— Written problem —
Copy every record below, exactly as written.

Data records
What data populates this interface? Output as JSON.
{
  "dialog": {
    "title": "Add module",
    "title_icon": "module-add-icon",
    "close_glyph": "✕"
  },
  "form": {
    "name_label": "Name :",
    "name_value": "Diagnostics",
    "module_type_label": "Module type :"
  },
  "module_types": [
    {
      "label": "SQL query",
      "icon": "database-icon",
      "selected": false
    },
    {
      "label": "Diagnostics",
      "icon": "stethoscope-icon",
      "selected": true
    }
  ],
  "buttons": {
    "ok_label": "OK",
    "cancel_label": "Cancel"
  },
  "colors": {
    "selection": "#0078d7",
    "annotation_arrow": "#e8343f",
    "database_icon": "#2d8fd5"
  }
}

— Exercise answer —
What data populates this interface? Output as JSON.
{
  "dialog": {
    "title": "Add module",
    "title_icon": "module-add-icon",
    "close_glyph": "✕"
  },
  "form": {
    "name_label": "Name :",
    "name_value": "Diagnostics",
    "module_type_label": "Module type :"
  },
  "module_types": [
    {
      "label": "SQL query",
      "icon": "database-icon",
      "selected": false
    },
    {
      "label": "Diagnostics",
      "icon": "stethoscope-icon",
      "selected": true
    }
  ],
  "buttons": {
    "ok_label": "OK",
    "cancel_label": "Cancel"
  },
  "colors": {
    "selection": "#0078d7",
    "annotation_arrow": "#e8343f",
    "database_icon": "#2d8fd5"
  }
}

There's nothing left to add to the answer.